> [Source extract]

How do you find the exact value of sin67.5 degrees?

Jul 2, 2015

We could use the half-angle identity:
$\sin \left(\frac{1}{2} x\right) = \pm \sqrt{\frac{1 - \cos x}{2}}$

Explanation:

${67.5}^{2} = \frac{1}{2} \left({135}^{\circ}\right)$ (Multiply $67.5 \times 2$.)

The formula doesn't tell us whether $\sin {67.5}^{\circ}$ is positive or negative, but, since it is an acute angle we know that the sine is positive. (Be careful of the difference between "sign" and "sine").

We also need $\cos {135}^{\circ}$. (That is the special angle that is ${45}^{\circ}$ in Quadrant II.)

> [Prompt A] According to the half-angle explanation, how do we know that sin 67.5° is positive?
> [Prompt B] Write out the half-angle explanation from "How do you find" up to and including "in Quadrant II.)".
The listing is separate material with no connection to the half-angle explanation.

> [Data]
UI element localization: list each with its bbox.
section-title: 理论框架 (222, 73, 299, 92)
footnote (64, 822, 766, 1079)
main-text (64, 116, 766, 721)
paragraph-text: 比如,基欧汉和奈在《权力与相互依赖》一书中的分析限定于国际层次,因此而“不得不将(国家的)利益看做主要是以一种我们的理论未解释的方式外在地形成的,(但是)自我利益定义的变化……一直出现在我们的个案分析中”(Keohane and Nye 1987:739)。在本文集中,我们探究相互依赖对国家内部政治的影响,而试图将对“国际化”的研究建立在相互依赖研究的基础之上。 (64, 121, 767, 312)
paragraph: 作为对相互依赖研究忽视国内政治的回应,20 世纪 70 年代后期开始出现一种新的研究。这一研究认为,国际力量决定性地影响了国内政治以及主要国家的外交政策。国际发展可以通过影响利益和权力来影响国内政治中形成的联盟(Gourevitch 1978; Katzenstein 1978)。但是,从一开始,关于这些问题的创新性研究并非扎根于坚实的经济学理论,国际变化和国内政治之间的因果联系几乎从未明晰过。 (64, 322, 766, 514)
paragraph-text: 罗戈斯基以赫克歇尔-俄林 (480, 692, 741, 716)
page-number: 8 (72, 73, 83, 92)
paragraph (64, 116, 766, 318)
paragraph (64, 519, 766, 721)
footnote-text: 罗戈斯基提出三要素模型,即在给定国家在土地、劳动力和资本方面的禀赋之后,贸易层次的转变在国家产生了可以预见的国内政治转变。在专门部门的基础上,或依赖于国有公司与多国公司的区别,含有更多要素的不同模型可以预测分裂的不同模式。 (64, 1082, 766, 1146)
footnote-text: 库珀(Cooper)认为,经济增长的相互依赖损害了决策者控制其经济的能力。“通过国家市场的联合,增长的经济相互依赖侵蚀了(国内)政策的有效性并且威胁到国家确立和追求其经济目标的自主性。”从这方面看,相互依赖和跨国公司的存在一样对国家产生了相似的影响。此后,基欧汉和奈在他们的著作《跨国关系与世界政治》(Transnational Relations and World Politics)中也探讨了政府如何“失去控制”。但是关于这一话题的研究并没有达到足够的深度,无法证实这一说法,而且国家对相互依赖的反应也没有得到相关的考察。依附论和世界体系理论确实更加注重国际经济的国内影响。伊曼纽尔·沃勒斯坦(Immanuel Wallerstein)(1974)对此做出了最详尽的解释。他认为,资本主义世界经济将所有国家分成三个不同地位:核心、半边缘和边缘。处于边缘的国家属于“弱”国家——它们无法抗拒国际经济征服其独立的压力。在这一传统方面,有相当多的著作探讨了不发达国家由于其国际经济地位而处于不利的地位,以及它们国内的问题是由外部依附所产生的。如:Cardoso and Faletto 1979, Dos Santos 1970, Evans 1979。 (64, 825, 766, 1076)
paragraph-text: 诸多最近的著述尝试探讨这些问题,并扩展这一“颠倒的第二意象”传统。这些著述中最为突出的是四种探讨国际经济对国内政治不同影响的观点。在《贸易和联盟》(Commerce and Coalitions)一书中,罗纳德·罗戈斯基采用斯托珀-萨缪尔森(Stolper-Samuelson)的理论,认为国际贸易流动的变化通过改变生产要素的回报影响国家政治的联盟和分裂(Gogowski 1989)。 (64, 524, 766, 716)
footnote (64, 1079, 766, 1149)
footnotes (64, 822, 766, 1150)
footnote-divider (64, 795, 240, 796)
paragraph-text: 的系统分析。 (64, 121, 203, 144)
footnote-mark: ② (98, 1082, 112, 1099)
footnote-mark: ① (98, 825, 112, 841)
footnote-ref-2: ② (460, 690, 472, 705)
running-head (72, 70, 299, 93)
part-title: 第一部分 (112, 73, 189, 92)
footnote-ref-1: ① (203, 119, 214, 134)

> [Exercise response A] It is an acute angle.

> [Exercise response B]
How do you find the exact value of sin67.5 degrees?

Jul 2, 2015

We could use the half-angle identity:
$\sin \left(\frac{1}{2} x\right) = \pm \sqrt{\frac{1 - \cos x}{2}}$

Explanation:

${67.5}^{2} = \frac{1}{2} \left({135}^{\circ}\right)$ (Multiply $67.5 \times 2$.)

The formula doesn't tell us whether $\sin {67.5}^{\circ}$ is positive or negative, but, since it is an acute angle we know that the sine is positive. (Be careful of the difference between "sign" and "sine").

We also need $\cos {135}^{\circ}$. (That is the special angle that is ${45}^{\circ}$ in Quadrant II.)